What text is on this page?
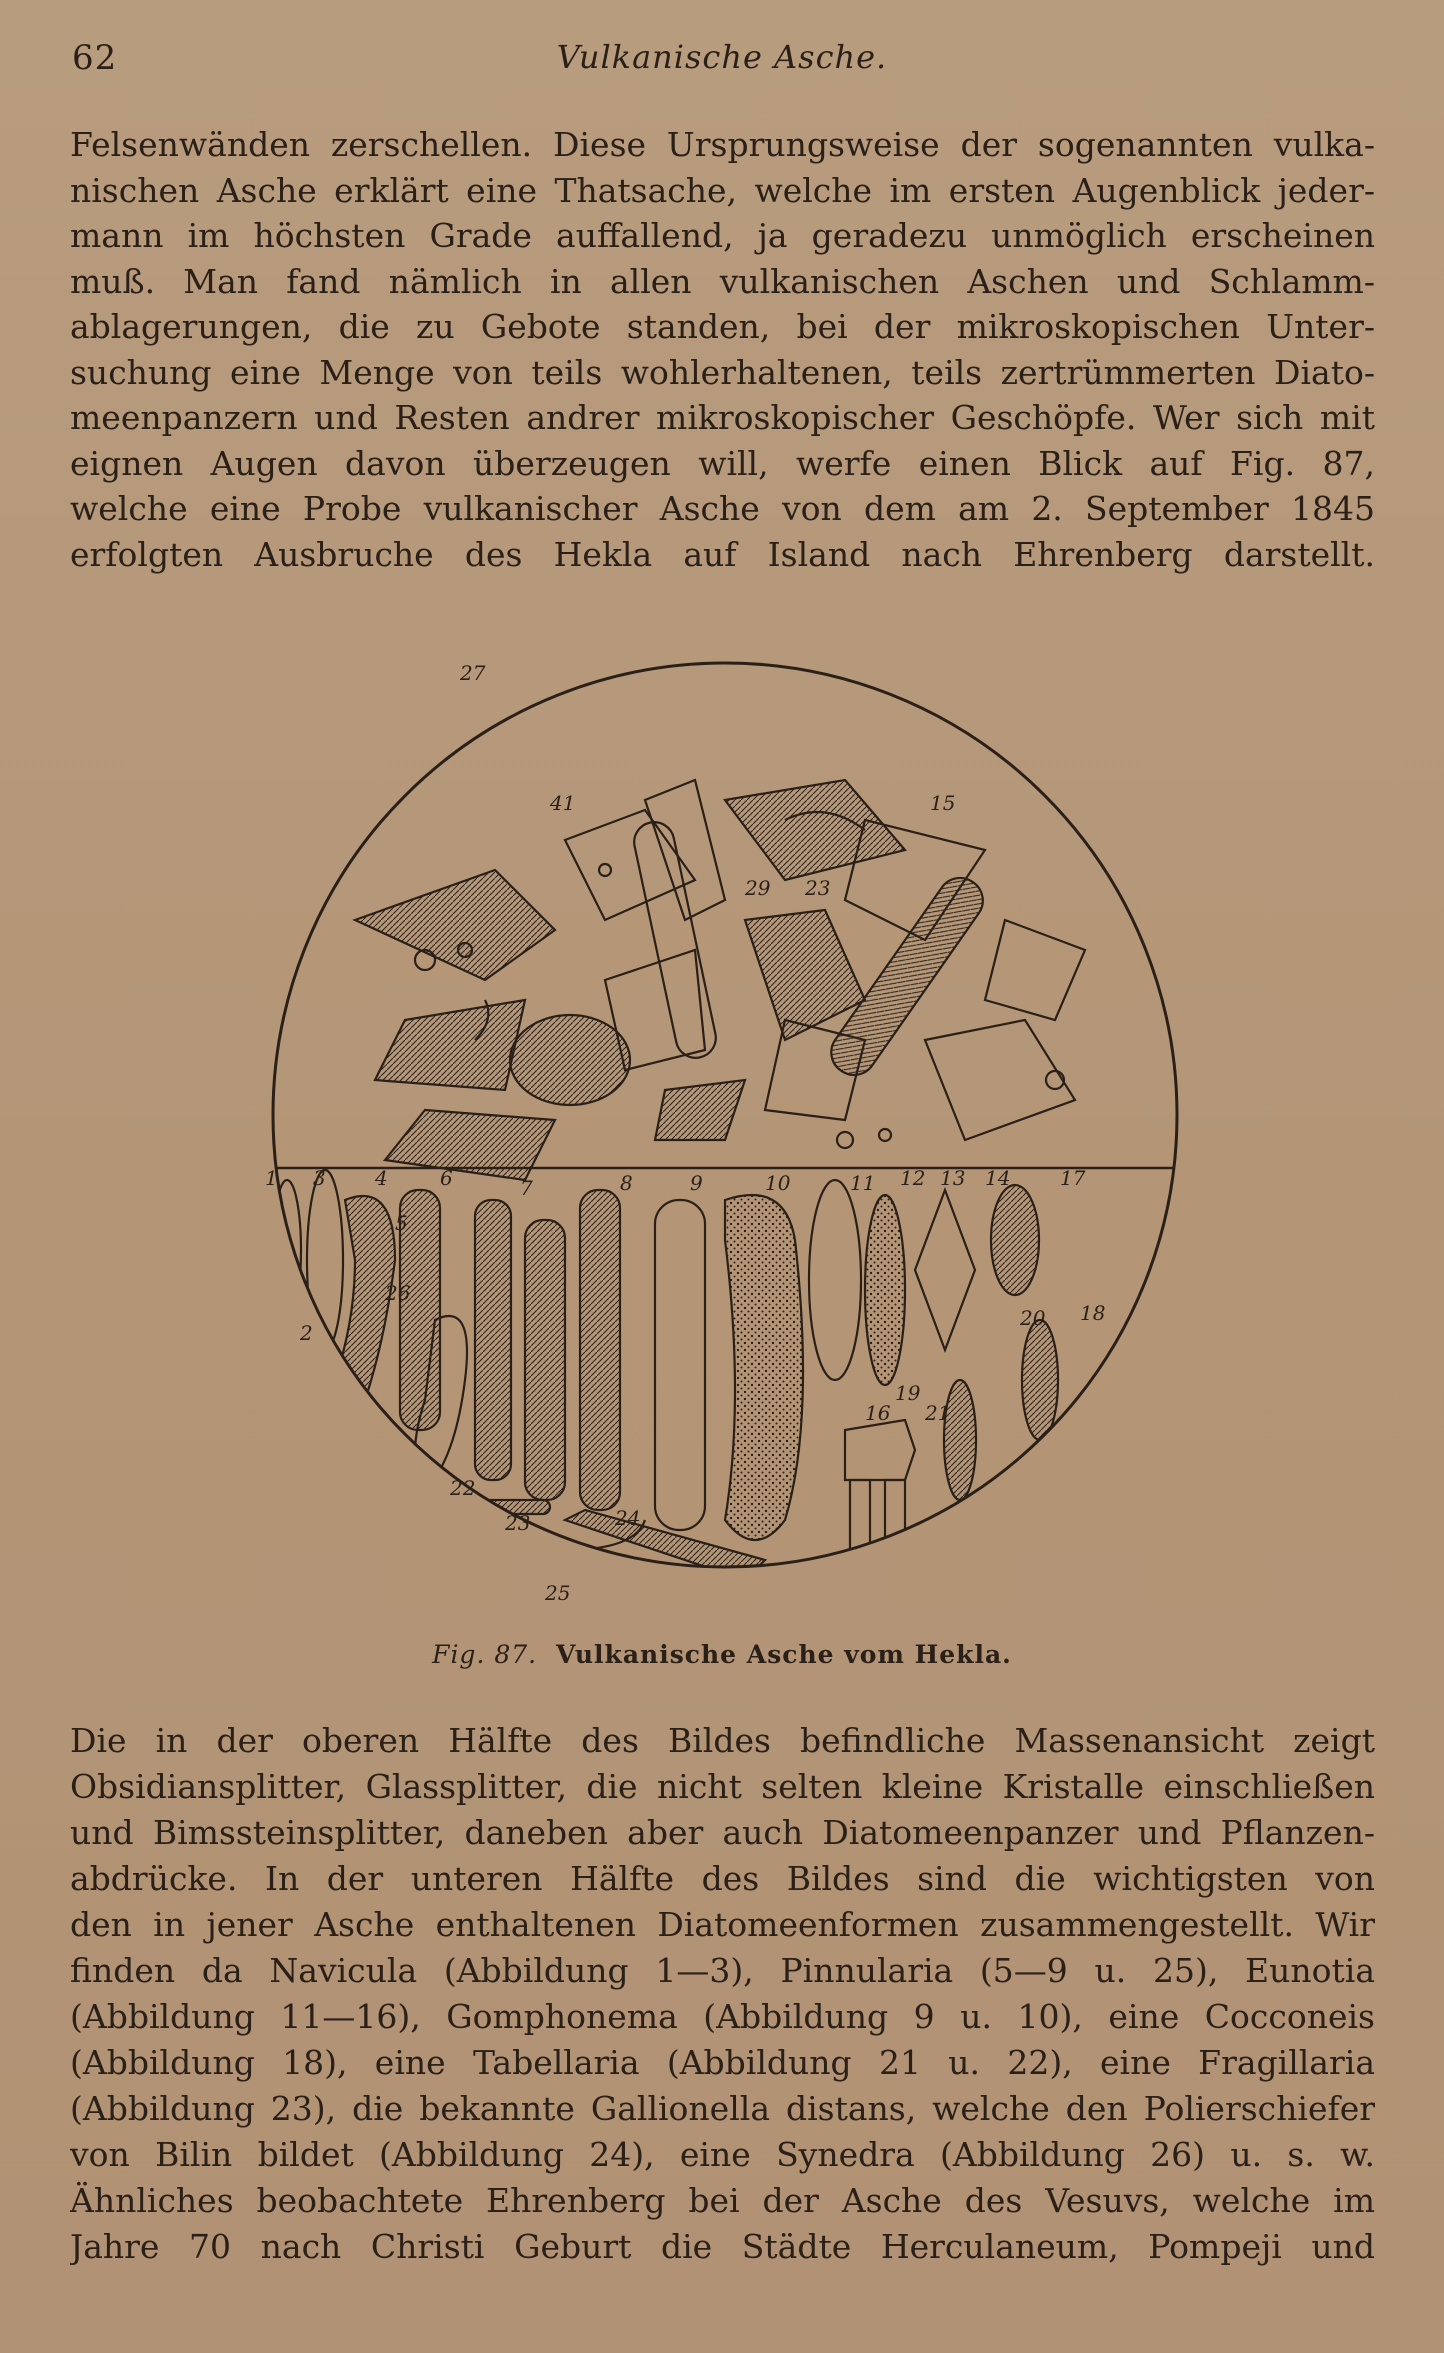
62	Vulkanische Asche.
Felsenwänden zerschellen. Diese Ursprungsweise der sogenannten vulka-
nischen Asche erklärt eine Thatsache, welche im ersten Augenblick jeder-
mann im höchsten Grade auffallend, ja geradezu unmöglich erscheinen
muß. Man fand nämlich in allen vulkanischen Aschen und Schlamm-
ablagerungen, die zu Gebote standen, bei der mikroskopischen Unter-
suchung eine Menge von teils wohlerhaltenen, teils zertrümmerten Diato-
meenpanzern und Resten andrer mikroskopischer Geschöpfe. Wer sich mit
eignen Augen davon überzeugen will, werfe einen Blick auf Fig. 87,
welche eine Probe vulkanischer Asche von dem am 2. September 1845
erfolgten Ausbruche des Hekla auf Island nach Ehrenberg darstellt.
27
41	15
29 23
1 3
2
4
5
6	7	8	9	10	11 12 13 14 17
18
20
19
16 21
22
23	24
25
26
Fig. 87. Vulkanische Asche vom Hekla.
Die in der oberen Hälfte des Bildes befindliche Massenansicht zeigt
Obsidiansplitter, Glassplitter, die nicht selten kleine Kristalle einschließen
und Bimssteinsplitter, daneben aber auch Diatomeenpanzer und Pflanzen-
abdrücke. In der unteren Hälfte des Bildes sind die wichtigsten von
den in jener Asche enthaltenen Diatomeenformen zusammengestellt. Wir
finden da Navicula (Abbildung 1—3), Pinnularia (5—9 u. 25), Eunotia
(Abbildung 11—16), Gomphonema (Abbildung 9 u. 10), eine Cocconeis
(Abbildung 18), eine Tabellaria (Abbildung 21 u. 22), eine Fragillaria
(Abbildung 23), die bekannte Gallionella distans, welche den Polierschiefer
von Bilin bildet (Abbildung 24), eine Synedra (Abbildung 26) u. s. w.
Ähnliches beobachtete Ehrenberg bei der Asche des Vesuvs, welche im
Jahre 70 nach Christi Geburt die Städte Herculaneum, Pompeji und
+===+
### [What the task asks]
Transcribe the whole listing exactly. Pictures stay out of your copy.

### [Written solution]
What text is on this page?
62	Vulkanische Asche.
Felsenwänden zerschellen. Diese Ursprungsweise der sogenannten vulka-
nischen Asche erklärt eine Thatsache, welche im ersten Augenblick jeder-
mann im höchsten Grade auffallend, ja geradezu unmöglich erscheinen
muß. Man fand nämlich in allen vulkanischen Aschen und Schlamm-
ablagerungen, die zu Gebote standen, bei der mikroskopischen Unter-
suchung eine Menge von teils wohlerhaltenen, teils zertrümmerten Diato-
meenpanzern und Resten andrer mikroskopischer Geschöpfe. Wer sich mit
eignen Augen davon überzeugen will, werfe einen Blick auf Fig. 87,
welche eine Probe vulkanischer Asche von dem am 2. September 1845
erfolgten Ausbruche des Hekla auf Island nach Ehrenberg darstellt.
27
41	15
29 23
1 3
2
4
5
6	7	8	9	10	11 12 13 14 17
18
20
19
16 21
22
23	24
25
26
Fig. 87. Vulkanische Asche vom Hekla.
Die in der oberen Hälfte des Bildes befindliche Massenansicht zeigt
Obsidiansplitter, Glassplitter, die nicht selten kleine Kristalle einschließen
und Bimssteinsplitter, daneben aber auch Diatomeenpanzer und Pflanzen-
abdrücke. In der unteren Hälfte des Bildes sind die wichtigsten von
den in jener Asche enthaltenen Diatomeenformen zusammengestellt. Wir
finden da Navicula (Abbildung 1—3), Pinnularia (5—9 u. 25), Eunotia
(Abbildung 11—16), Gomphonema (Abbildung 9 u. 10), eine Cocconeis
(Abbildung 18), eine Tabellaria (Abbildung 21 u. 22), eine Fragillaria
(Abbildung 23), die bekannte Gallionella distans, welche den Polierschiefer
von Bilin bildet (Abbildung 24), eine Synedra (Abbildung 26) u. s. w.
Ähnliches beobachtete Ehrenberg bei der Asche des Vesuvs, welche im
Jahre 70 nach Christi Geburt die Städte Herculaneum, Pompeji und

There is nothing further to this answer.